-- BEGIN Provided records --

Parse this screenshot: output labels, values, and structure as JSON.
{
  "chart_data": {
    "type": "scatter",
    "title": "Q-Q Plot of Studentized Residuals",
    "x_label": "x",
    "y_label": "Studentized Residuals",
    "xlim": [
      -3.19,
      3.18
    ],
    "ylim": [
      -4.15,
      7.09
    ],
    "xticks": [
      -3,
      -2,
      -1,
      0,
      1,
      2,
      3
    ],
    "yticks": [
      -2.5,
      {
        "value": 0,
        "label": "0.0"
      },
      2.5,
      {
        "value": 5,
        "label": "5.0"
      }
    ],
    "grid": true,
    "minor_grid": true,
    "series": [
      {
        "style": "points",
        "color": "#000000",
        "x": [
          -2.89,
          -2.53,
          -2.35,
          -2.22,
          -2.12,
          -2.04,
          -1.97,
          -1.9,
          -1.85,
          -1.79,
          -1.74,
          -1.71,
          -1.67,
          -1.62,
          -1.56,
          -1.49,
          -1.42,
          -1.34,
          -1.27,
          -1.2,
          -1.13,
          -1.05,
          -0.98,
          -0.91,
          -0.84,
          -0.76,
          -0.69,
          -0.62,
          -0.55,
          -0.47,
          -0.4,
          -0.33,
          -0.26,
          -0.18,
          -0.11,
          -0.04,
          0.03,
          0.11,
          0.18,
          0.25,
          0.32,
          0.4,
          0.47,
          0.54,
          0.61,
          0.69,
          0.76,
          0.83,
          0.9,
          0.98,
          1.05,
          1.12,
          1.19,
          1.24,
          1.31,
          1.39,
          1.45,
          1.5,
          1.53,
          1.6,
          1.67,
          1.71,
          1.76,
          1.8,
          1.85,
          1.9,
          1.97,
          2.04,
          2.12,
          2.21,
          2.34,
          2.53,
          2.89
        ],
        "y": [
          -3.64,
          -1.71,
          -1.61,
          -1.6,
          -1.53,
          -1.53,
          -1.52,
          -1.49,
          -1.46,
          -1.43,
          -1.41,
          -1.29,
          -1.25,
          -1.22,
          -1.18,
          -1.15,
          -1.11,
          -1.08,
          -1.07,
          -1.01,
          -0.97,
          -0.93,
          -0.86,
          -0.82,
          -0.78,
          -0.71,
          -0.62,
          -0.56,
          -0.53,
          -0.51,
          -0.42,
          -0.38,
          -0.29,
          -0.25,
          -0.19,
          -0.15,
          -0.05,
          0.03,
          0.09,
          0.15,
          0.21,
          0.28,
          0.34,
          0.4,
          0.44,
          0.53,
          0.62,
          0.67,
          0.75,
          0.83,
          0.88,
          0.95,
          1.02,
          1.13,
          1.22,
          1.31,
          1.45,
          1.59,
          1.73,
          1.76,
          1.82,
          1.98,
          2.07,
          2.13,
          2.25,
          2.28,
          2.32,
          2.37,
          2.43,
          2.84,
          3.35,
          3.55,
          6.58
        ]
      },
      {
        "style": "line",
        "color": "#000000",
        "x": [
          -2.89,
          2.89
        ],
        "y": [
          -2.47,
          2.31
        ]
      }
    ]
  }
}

-- END Provided records --

* **Prompt**:
Reproduce each record exactly, leaving nothing out.

* **Expected output**:
Parse this screenshot: output labels, values, and structure as JSON.
{
  "chart_data": {
    "type": "scatter",
    "title": "Q-Q Plot of Studentized Residuals",
    "x_label": "x",
    "y_label": "Studentized Residuals",
    "xlim": [
      -3.19,
      3.18
    ],
    "ylim": [
      -4.15,
      7.09
    ],
    "xticks": [
      -3,
      -2,
      -1,
      0,
      1,
      2,
      3
    ],
    "yticks": [
      -2.5,
      {
        "value": 0,
        "label": "0.0"
      },
      2.5,
      {
        "value": 5,
        "label": "5.0"
      }
    ],
    "grid": true,
    "minor_grid": true,
    "series": [
      {
        "style": "points",
        "color": "#000000",
        "x": [
          -2.89,
          -2.53,
          -2.35,
          -2.22,
          -2.12,
          -2.04,
          -1.97,
          -1.9,
          -1.85,
          -1.79,
          -1.74,
          -1.71,
          -1.67,
          -1.62,
          -1.56,
          -1.49,
          -1.42,
          -1.34,
          -1.27,
          -1.2,
          -1.13,
          -1.05,
          -0.98,
          -0.91,
          -0.84,
          -0.76,
          -0.69,
          -0.62,
          -0.55,
          -0.47,
          -0.4,
          -0.33,
          -0.26,
          -0.18,
          -0.11,
          -0.04,
          0.03,
          0.11,
          0.18,
          0.25,
          0.32,
          0.4,
          0.47,
          0.54,
          0.61,
          0.69,
          0.76,
          0.83,
          0.9,
          0.98,
          1.05,
          1.12,
          1.19,
          1.24,
          1.31,
          1.39,
          1.45,
          1.5,
          1.53,
          1.6,
          1.67,
          1.71,
          1.76,
          1.8,
          1.85,
          1.9,
          1.97,
          2.04,
          2.12,
          2.21,
          2.34,
          2.53,
          2.89
        ],
        "y": [
          -3.64,
          -1.71,
          -1.61,
          -1.6,
          -1.53,
          -1.53,
          -1.52,
          -1.49,
          -1.46,
          -1.43,
          -1.41,
          -1.29,
          -1.25,
          -1.22,
          -1.18,
          -1.15,
          -1.11,
          -1.08,
          -1.07,
          -1.01,
          -0.97,
          -0.93,
          -0.86,
          -0.82,
          -0.78,
          -0.71,
          -0.62,
          -0.56,
          -0.53,
          -0.51,
          -0.42,
          -0.38,
          -0.29,
          -0.25,
          -0.19,
          -0.15,
          -0.05,
          0.03,
          0.09,
          0.15,
          0.21,
          0.28,
          0.34,
          0.4,
          0.44,
          0.53,
          0.62,
          0.67,
          0.75,
          0.83,
          0.88,
          0.95,
          1.02,
          1.13,
          1.22,
          1.31,
          1.45,
          1.59,
          1.73,
          1.76,
          1.82,
          1.98,
          2.07,
          2.13,
          2.25,
          2.28,
          2.32,
          2.37,
          2.43,
          2.84,
          3.35,
          3.55,
          6.58
        ]
      },
      {
        "style": "line",
        "color": "#000000",
        "x": [
          -2.89,
          2.89
        ],
        "y": [
          -2.47,
          2.31
        ]
      }
    ]
  }
}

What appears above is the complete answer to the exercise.